WHAT THIS TASK INVOLVES: Can the data below be echoed back word for word?

RECORDS FOR THIS TASK:
★ ★ ★ ★ ★

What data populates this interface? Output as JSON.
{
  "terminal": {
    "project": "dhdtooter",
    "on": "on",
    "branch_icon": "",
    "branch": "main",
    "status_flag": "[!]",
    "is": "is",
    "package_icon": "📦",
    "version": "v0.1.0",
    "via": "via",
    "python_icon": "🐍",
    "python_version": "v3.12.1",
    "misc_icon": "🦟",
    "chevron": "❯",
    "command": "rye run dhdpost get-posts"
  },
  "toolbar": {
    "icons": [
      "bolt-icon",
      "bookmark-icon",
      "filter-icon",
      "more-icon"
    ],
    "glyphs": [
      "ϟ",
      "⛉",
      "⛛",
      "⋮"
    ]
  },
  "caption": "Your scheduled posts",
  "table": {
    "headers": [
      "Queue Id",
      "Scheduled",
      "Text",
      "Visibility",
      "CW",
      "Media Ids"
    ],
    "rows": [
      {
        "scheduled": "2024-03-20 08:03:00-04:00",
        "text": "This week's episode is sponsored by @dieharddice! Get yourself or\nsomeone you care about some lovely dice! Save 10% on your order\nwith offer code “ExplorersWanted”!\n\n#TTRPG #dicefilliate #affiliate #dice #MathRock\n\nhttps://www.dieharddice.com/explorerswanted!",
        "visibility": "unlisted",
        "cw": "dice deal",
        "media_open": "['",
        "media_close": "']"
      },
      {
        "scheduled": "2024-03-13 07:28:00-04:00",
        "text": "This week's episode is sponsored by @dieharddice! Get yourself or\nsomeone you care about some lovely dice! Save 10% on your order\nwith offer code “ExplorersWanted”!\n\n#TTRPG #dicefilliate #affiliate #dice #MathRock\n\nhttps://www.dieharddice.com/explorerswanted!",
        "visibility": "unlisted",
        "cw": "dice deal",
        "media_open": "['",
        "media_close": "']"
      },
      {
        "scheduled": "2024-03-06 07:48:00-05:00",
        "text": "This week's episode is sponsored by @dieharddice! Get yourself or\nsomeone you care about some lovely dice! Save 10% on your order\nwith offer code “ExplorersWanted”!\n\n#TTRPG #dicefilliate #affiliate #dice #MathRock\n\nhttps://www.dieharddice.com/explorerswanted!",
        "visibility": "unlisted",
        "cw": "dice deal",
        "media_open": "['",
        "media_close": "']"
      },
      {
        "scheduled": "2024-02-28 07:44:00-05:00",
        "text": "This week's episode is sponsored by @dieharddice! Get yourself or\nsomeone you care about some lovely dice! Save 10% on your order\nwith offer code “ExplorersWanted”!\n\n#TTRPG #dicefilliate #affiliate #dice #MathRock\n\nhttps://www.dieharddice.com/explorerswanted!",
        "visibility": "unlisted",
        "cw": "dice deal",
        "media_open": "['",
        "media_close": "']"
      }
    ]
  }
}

★ ★ ★ ★ ★

SOLUTION TO THE PROBLEM:
What data populates this interface? Output as JSON.
{
  "terminal": {
    "project": "dhdtooter",
    "on": "on",
    "branch_icon": "",
    "branch": "main",
    "status_flag": "[!]",
    "is": "is",
    "package_icon": "📦",
    "version": "v0.1.0",
    "via": "via",
    "python_icon": "🐍",
    "python_version": "v3.12.1",
    "misc_icon": "🦟",
    "chevron": "❯",
    "command": "rye run dhdpost get-posts"
  },
  "toolbar": {
    "icons": [
      "bolt-icon",
      "bookmark-icon",
      "filter-icon",
      "more-icon"
    ],
    "glyphs": [
      "ϟ",
      "⛉",
      "⛛",
      "⋮"
    ]
  },
  "caption": "Your scheduled posts",
  "table": {
    "headers": [
      "Queue Id",
      "Scheduled",
      "Text",
      "Visibility",
      "CW",
      "Media Ids"
    ],
    "rows": [
      {
        "scheduled": "2024-03-20 08:03:00-04:00",
        "text": "This week's episode is sponsored by @dieharddice! Get yourself or\nsomeone you care about some lovely dice! Save 10% on your order\nwith offer code “ExplorersWanted”!\n\n#TTRPG #dicefilliate #affiliate #dice #MathRock\n\nhttps://www.dieharddice.com/explorerswanted!",
        "visibility": "unlisted",
        "cw": "dice deal",
        "media_open": "['",
        "media_close": "']"
      },
      {
        "scheduled": "2024-03-13 07:28:00-04:00",
        "text": "This week's episode is sponsored by @dieharddice! Get yourself or\nsomeone you care about some lovely dice! Save 10% on your order\nwith offer code “ExplorersWanted”!\n\n#TTRPG #dicefilliate #affiliate #dice #MathRock\n\nhttps://www.dieharddice.com/explorerswanted!",
        "visibility": "unlisted",
        "cw": "dice deal",
        "media_open": "['",
        "media_close": "']"
      },
      {
        "scheduled": "2024-03-06 07:48:00-05:00",
        "text": "This week's episode is sponsored by @dieharddice! Get yourself or\nsomeone you care about some lovely dice! Save 10% on your order\nwith offer code “ExplorersWanted”!\n\n#TTRPG #dicefilliate #affiliate #dice #MathRock\n\nhttps://www.dieharddice.com/explorerswanted!",
        "visibility": "unlisted",
        "cw": "dice deal",
        "media_open": "['",
        "media_close": "']"
      },
      {
        "scheduled": "2024-02-28 07:44:00-05:00",
        "text": "This week's episode is sponsored by @dieharddice! Get yourself or\nsomeone you care about some lovely dice! Save 10% on your order\nwith offer code “ExplorersWanted”!\n\n#TTRPG #dicefilliate #affiliate #dice #MathRock\n\nhttps://www.dieharddice.com/explorerswanted!",
        "visibility": "unlisted",
        "cw": "dice deal",
        "media_open": "['",
        "media_close": "']"
      }
    ]
  }
}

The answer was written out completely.